Exercise goal: Show each line of the data below that has the string "text" in it.

Supplied material:
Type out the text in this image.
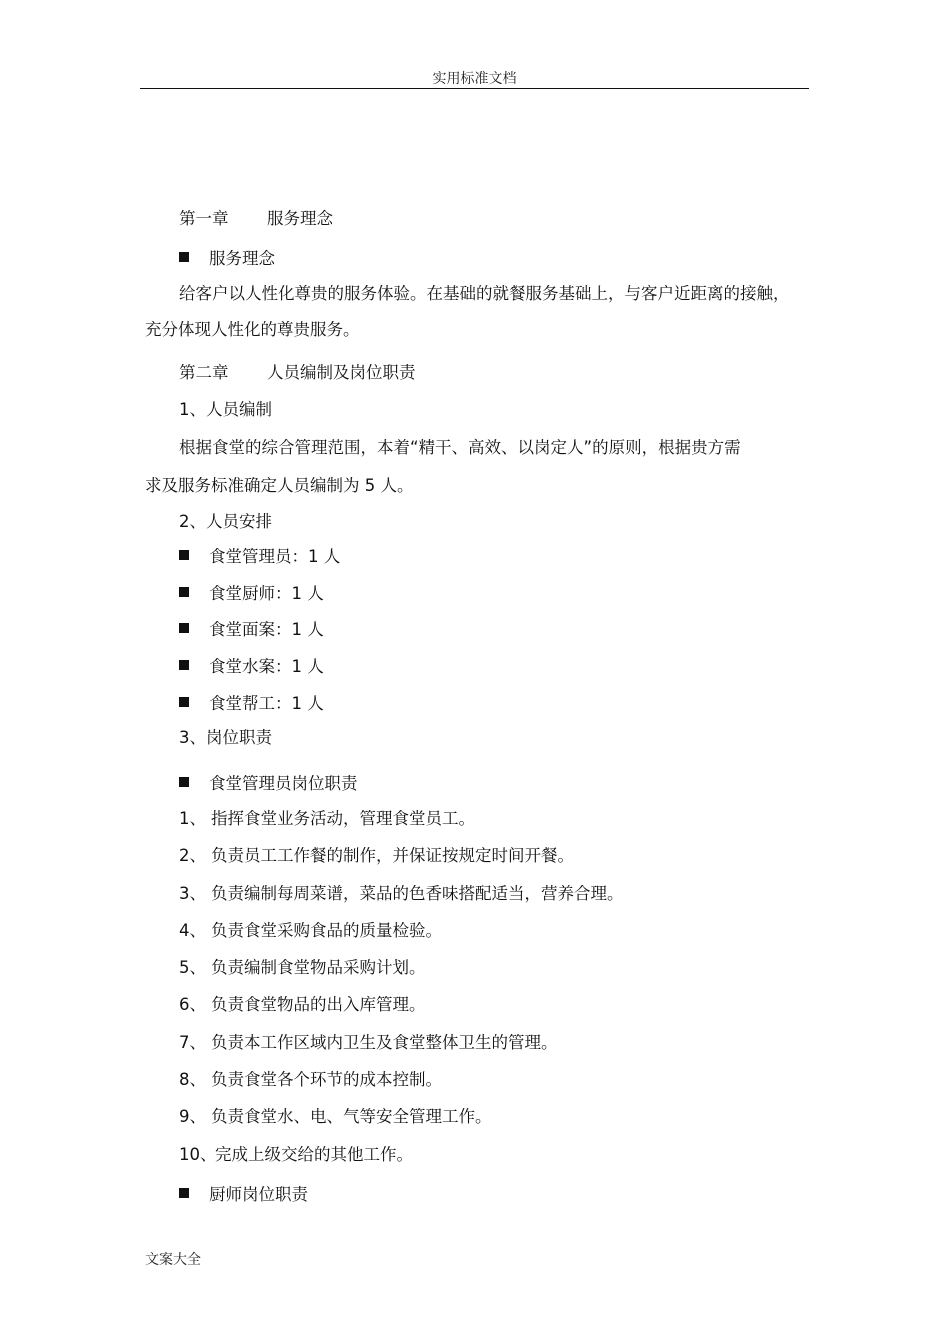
实用标准文档
第一章 服务理念
服务理念
给客户以人性化尊贵的服务体验。在基础的就餐服务基础上，与客户近距离的接触，
充分体现人性化的尊贵服务。
第二章 人员编制及岗位职责
1、人员编制
根据食堂的综合管理范围，本着“精干、高效、以岗定人”的原则，根据贵方需
求及服务标准确定人员编制为 5 人。
2、人员安排
食堂管理员：1 人
食堂厨师：1 人
食堂面案：1 人
食堂水案：1 人
食堂帮工：1 人
3、岗位职责
食堂管理员岗位职责
1、 指挥食堂业务活动，管理食堂员工。
2、 负责员工工作餐的制作，并保证按规定时间开餐。
3、 负责编制每周菜谱，菜品的色香味搭配适当，营养合理。
4、 负责食堂采购食品的质量检验。
5、 负责编制食堂物品采购计划。
6、 负责食堂物品的出入库管理。
7、 负责本工作区域内卫生及食堂整体卫生的管理。
8、 负责食堂各个环节的成本控制。
9、 负责食堂水、电、气等安全管理工作。
10、完成上级交给的其他工作。
厨师岗位职责
文案大全
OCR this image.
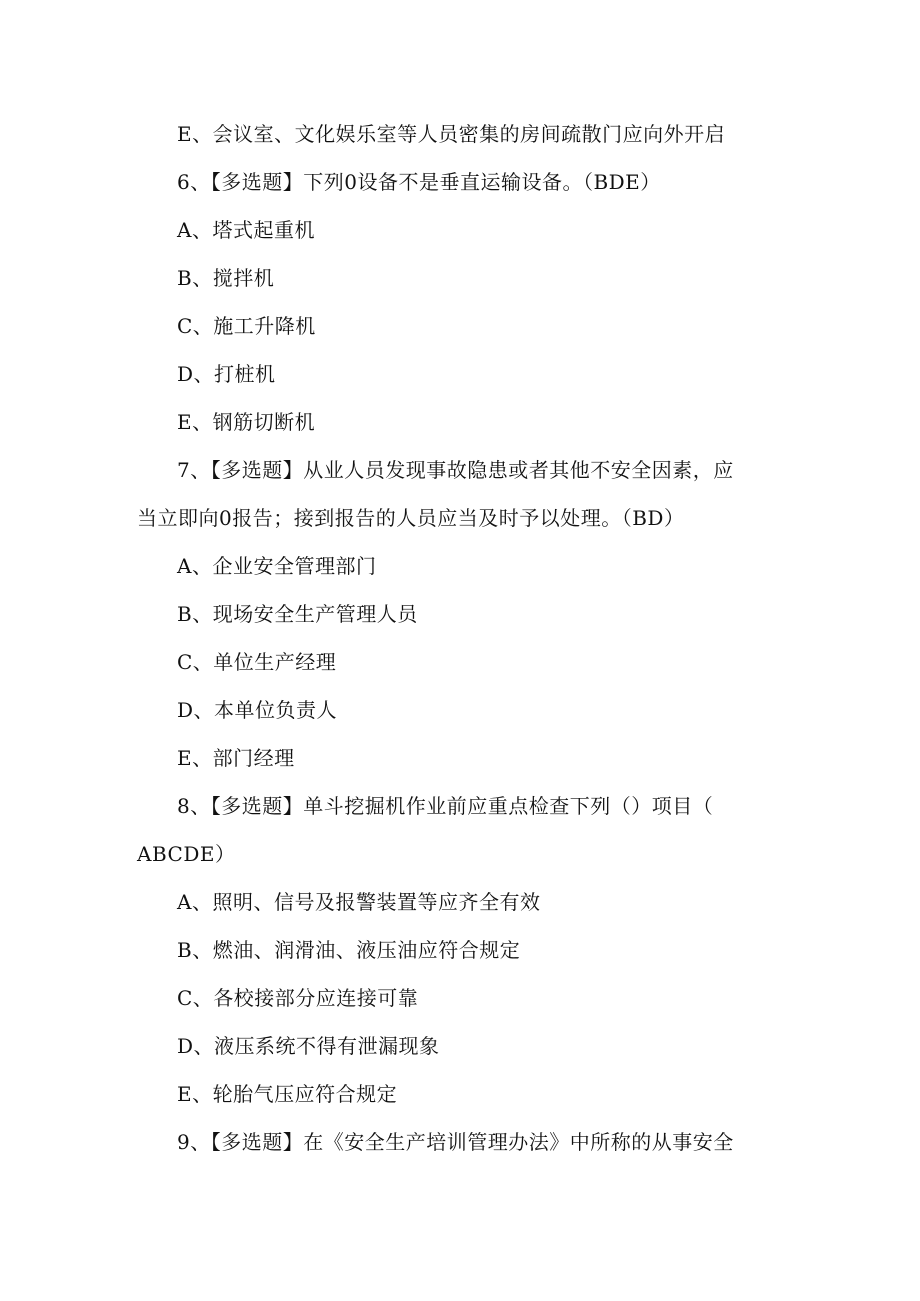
E、会议室、文化娱乐室等人员密集的房间疏散门应向外开启
6、【多选题】下列0设备不是垂直运输设备。（BDE）
A、塔式起重机
B、搅拌机
C、施工升降机
D、打桩机
E、钢筋切断机
7、【多选题】从业人员发现事故隐患或者其他不安全因素，应
当立即向0报告；接到报告的人员应当及时予以处理。（BD）
A、企业安全管理部门
B、现场安全生产管理人员
C、单位生产经理
D、本单位负责人
E、部门经理
8、【多选题】单斗挖掘机作业前应重点检查下列（）项目（
ABCDE）
A、照明、信号及报警装置等应齐全有效
B、燃油、润滑油、液压油应符合规定
C、各校接部分应连接可靠
D、液压系统不得有泄漏现象
E、轮胎气压应符合规定
9、【多选题】在《安全生产培训管理办法》中所称的从事安全
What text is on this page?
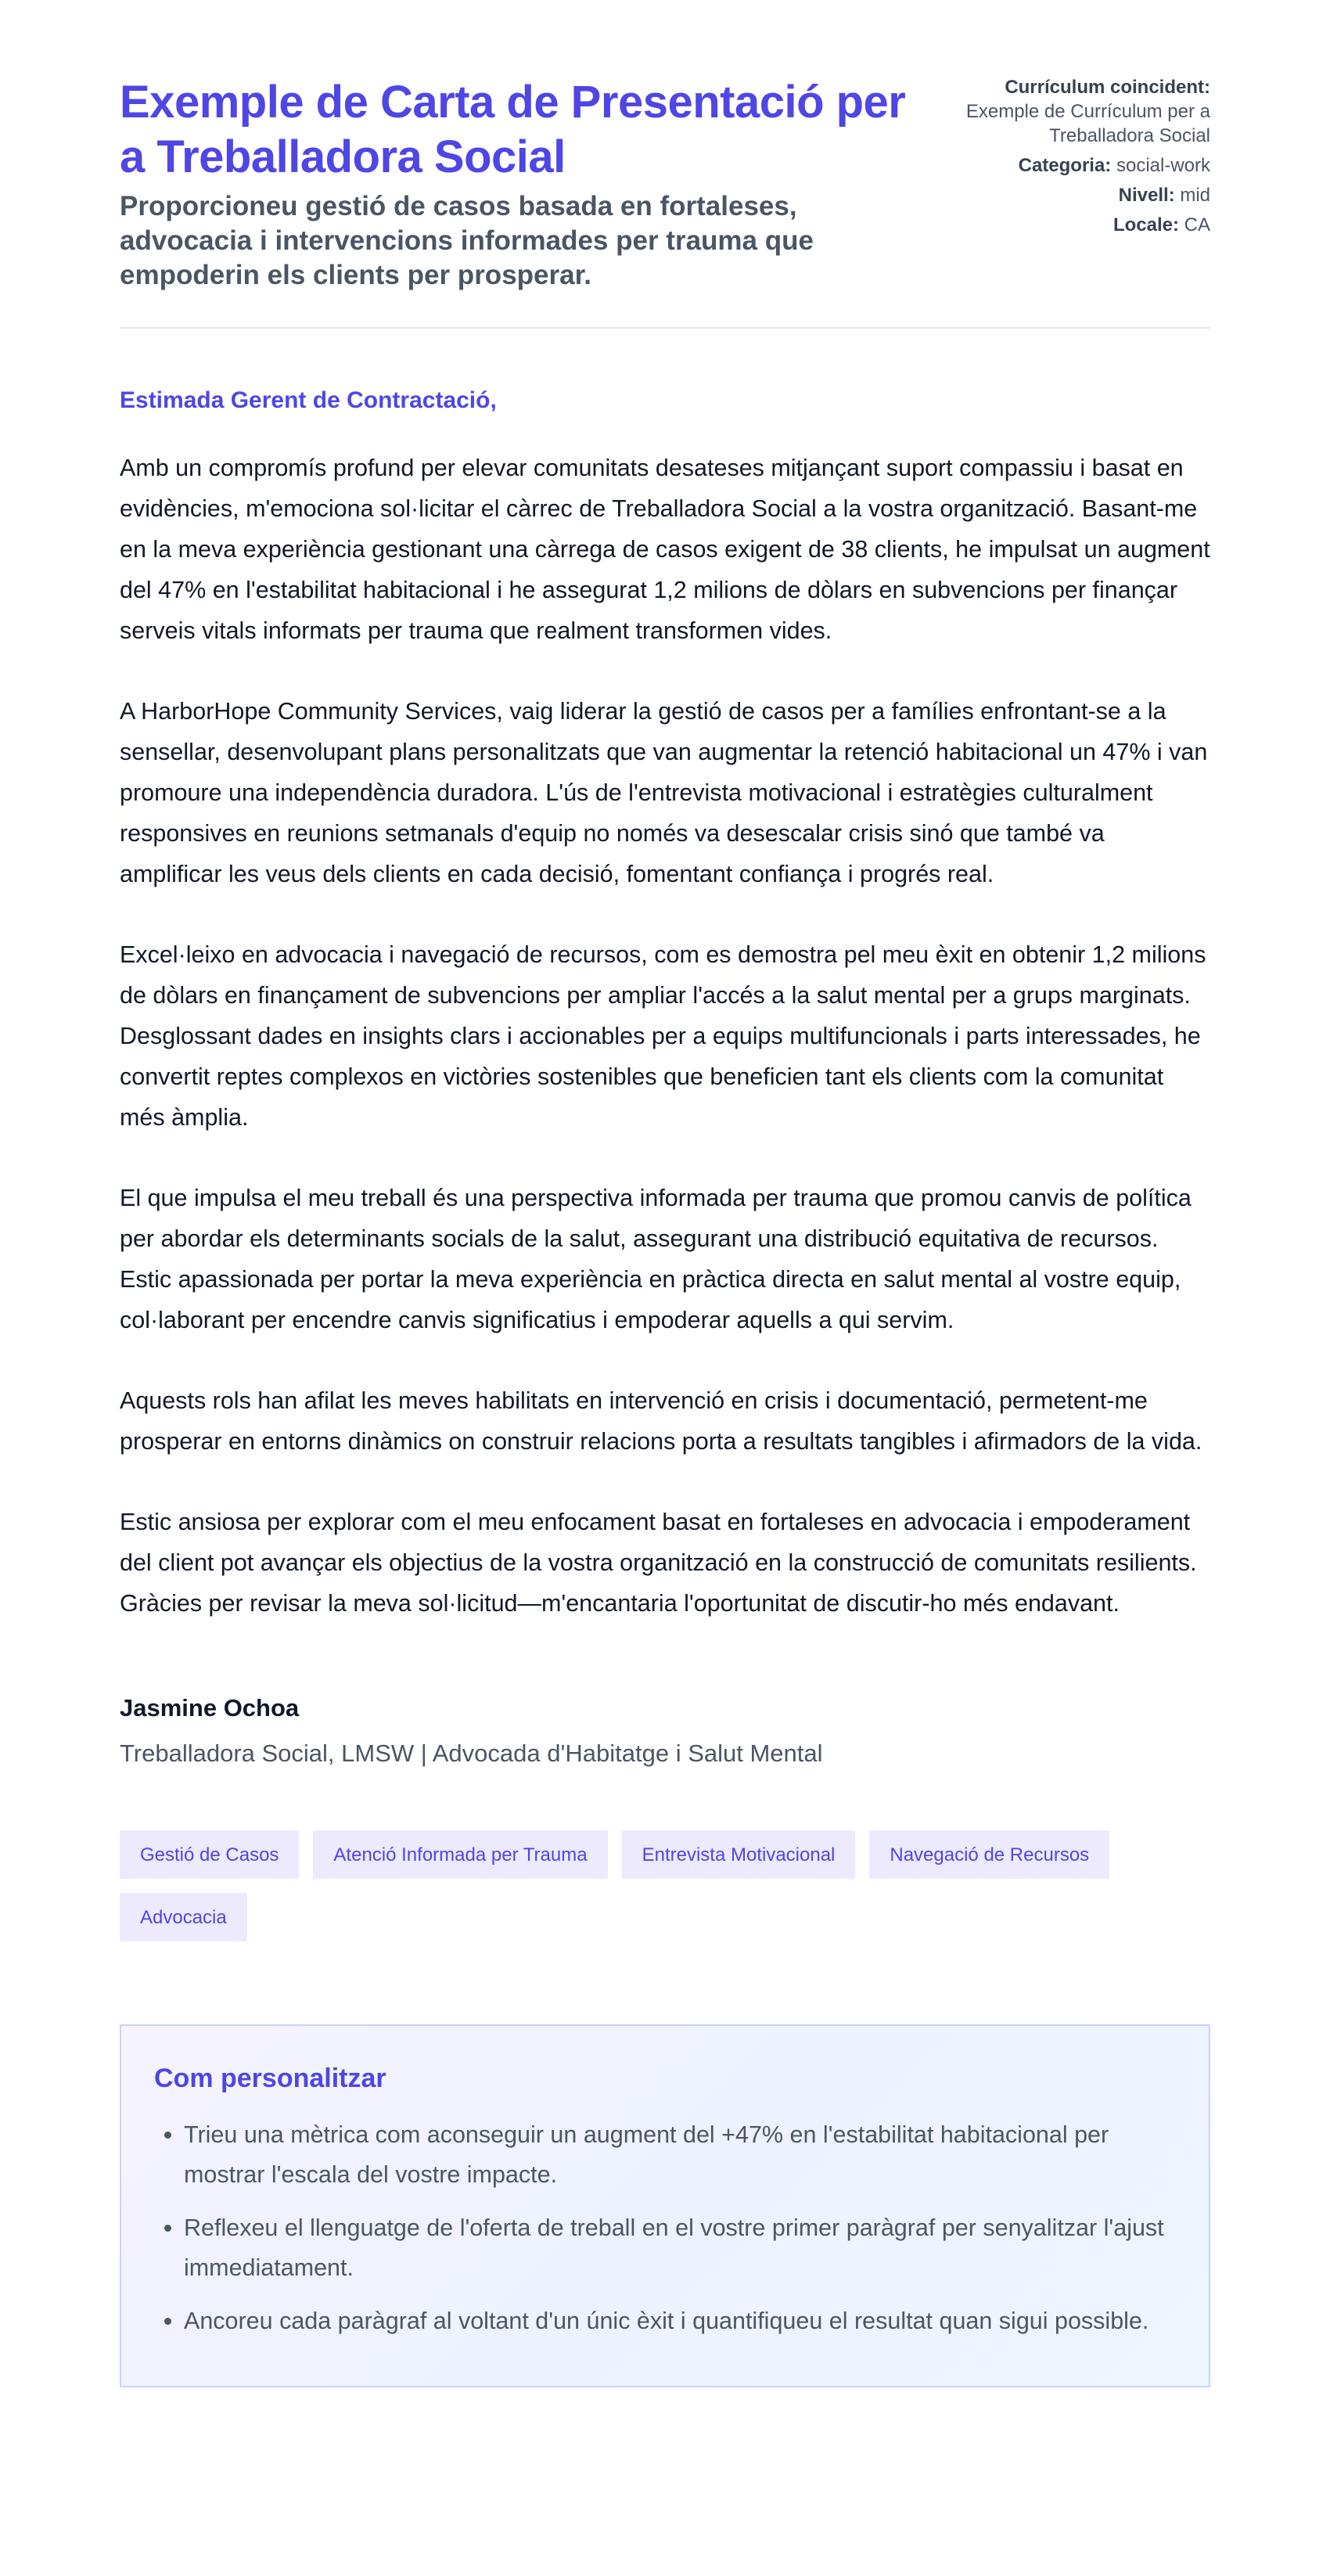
Exemple de Carta de Presentació per a Treballadora Social
Proporcioneu gestió de casos basada en fortaleses, advocacia i intervencions informades per trauma que empoderin els clients per prosperar.
Currículum coincident:
Exemple de Currículum per a Treballadora Social
Categoria: social-work
Nivell: mid
Locale: CA
Estimada Gerent de Contractació,

Amb un compromís profund per elevar comunitats desateses mitjançant suport compassiu i basat en evidències, m'emociona sol·licitar el càrrec de Treballadora Social a la vostra organització. Basant-me en la meva experiència gestionant una càrrega de casos exigent de 38 clients, he impulsat un augment del 47% en l'estabilitat habitacional i he assegurat 1,2 milions de dòlars en subvencions per finançar serveis vitals informats per trauma que realment transformen vides.

A HarborHope Community Services, vaig liderar la gestió de casos per a famílies enfrontant-se a la sensellar, desenvolupant plans personalitzats que van augmentar la retenció habitacional un 47% i van promoure una independència duradora. L'ús de l'entrevista motivacional i estratègies culturalment responsives en reunions setmanals d'equip no només va desescalar crisis sinó que també va amplificar les veus dels clients en cada decisió, fomentant confiança i progrés real.

Excel·leixo en advocacia i navegació de recursos, com es demostra pel meu èxit en obtenir 1,2 milions de dòlars en finançament de subvencions per ampliar l'accés a la salut mental per a grups marginats. Desglossant dades en insights clars i accionables per a equips multifuncionals i parts interessades, he convertit reptes complexos en victòries sostenibles que beneficien tant els clients com la comunitat més àmplia.

El que impulsa el meu treball és una perspectiva informada per trauma que promou canvis de política per abordar els determinants socials de la salut, assegurant una distribució equitativa de recursos. Estic apassionada per portar la meva experiència en pràctica directa en salut mental al vostre equip, col·laborant per encendre canvis significatius i empoderar aquells a qui servim.

Aquests rols han afilat les meves habilitats en intervenció en crisis i documentació, permetent-me prosperar en entorns dinàmics on construir relacions porta a resultats tangibles i afirmadors de la vida.

Estic ansiosa per explorar com el meu enfocament basat en fortaleses en advocacia i empoderament del client pot avançar els objectius de la vostra organització en la construcció de comunitats resilients. Gràcies per revisar la meva sol·licitud—m'encantaria l'oportunitat de discutir-ho més endavant.

Jasmine Ochoa
Treballadora Social, LMSW | Advocada d'Habitatge i Salut Mental
Gestió de Casos	Atenció Informada per Trauma	Entrevista Motivacional	Navegació de Recursos
Advocacia
Com personalitzar
• Trieu una mètrica com aconseguir un augment del +47% en l'estabilitat habitacional per mostrar l'escala del vostre impacte.
• Reflexeu el llenguatge de l'oferta de treball en el vostre primer paràgraf per senyalitzar l'ajust immediatament.
• Ancoreu cada paràgraf al voltant d'un únic èxit i quantifiqueu el resultat quan sigui possible.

Written answer:
Type out the text in this image.
What text is on this page?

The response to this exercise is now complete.